# START OF Data for this exercise

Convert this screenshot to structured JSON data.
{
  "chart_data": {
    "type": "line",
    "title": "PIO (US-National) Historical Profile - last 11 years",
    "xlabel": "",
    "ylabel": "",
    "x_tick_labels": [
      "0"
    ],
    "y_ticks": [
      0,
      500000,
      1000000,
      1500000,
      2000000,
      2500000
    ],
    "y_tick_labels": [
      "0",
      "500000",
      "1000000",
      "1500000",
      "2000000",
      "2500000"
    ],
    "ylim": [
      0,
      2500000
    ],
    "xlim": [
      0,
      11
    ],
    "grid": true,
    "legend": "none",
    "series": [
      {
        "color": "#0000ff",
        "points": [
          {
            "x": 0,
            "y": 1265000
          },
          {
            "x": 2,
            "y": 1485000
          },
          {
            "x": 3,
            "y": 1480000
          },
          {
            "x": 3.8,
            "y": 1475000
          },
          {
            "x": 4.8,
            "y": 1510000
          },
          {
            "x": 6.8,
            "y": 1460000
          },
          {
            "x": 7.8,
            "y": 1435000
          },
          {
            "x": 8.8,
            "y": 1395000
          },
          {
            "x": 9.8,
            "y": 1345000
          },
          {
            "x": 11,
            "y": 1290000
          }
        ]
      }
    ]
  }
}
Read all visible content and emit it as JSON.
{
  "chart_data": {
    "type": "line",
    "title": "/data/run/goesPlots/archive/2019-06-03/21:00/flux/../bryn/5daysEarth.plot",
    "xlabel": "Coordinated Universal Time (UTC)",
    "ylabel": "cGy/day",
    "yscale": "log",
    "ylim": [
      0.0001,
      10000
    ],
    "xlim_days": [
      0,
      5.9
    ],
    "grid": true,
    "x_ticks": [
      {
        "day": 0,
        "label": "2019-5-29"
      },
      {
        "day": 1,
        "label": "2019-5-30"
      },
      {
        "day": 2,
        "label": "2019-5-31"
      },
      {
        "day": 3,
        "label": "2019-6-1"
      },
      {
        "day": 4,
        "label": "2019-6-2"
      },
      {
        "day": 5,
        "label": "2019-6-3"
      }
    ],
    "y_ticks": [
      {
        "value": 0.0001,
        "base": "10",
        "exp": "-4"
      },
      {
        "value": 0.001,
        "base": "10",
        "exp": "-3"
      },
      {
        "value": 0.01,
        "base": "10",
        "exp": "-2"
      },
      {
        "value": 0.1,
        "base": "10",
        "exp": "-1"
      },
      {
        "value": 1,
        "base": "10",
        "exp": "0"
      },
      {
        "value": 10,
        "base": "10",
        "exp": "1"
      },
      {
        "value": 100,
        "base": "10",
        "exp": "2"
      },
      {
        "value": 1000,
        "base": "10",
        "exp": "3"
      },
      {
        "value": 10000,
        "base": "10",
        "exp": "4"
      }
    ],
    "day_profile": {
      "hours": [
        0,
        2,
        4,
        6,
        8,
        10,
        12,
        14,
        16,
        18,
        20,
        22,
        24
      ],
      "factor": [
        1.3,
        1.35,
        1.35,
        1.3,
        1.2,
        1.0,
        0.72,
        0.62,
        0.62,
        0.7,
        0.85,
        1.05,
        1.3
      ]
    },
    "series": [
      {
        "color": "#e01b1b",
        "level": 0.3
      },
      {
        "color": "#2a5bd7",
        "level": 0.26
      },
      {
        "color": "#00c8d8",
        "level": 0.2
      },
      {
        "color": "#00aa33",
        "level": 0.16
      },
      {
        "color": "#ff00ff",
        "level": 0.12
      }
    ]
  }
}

# END OF Data for this exercise
# START OF Data for this exercise

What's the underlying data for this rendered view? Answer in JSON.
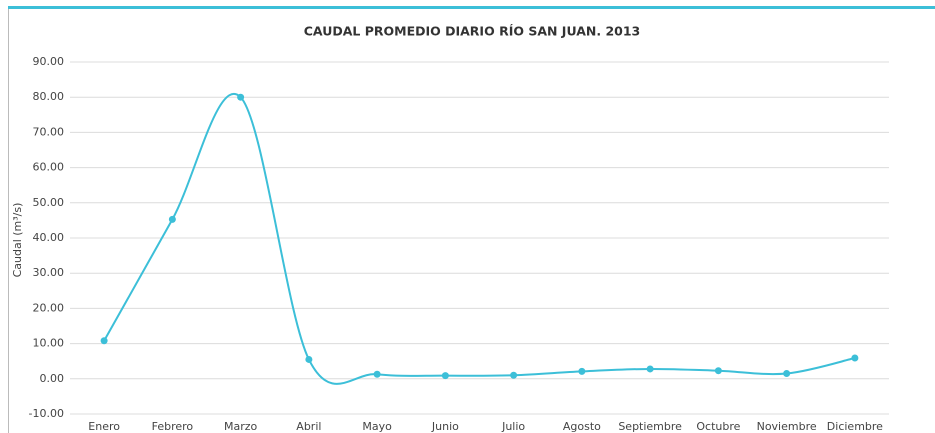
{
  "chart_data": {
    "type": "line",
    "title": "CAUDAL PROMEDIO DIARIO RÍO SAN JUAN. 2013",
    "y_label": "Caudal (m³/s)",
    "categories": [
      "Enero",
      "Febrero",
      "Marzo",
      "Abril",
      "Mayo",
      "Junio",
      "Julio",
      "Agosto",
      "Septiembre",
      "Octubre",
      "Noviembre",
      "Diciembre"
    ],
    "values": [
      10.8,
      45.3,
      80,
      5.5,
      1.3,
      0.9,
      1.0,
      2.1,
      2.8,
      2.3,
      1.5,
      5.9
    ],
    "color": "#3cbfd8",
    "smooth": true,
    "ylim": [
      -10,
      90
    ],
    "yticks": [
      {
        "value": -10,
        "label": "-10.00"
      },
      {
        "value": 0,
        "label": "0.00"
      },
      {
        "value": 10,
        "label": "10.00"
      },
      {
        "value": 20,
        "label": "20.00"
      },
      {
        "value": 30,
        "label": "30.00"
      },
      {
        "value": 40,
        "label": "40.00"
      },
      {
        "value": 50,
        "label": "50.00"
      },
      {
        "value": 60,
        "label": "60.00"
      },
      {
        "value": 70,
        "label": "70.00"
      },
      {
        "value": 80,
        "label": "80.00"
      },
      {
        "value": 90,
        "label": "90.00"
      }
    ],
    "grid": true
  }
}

# END OF Data for this exercise

Every line in the data that holds "JSON" should be copied out.

Convert this screenshot to structured JSON data.
Read all visible content and emit it as JSON.
What's the underlying data for this rendered view? Answer in JSON.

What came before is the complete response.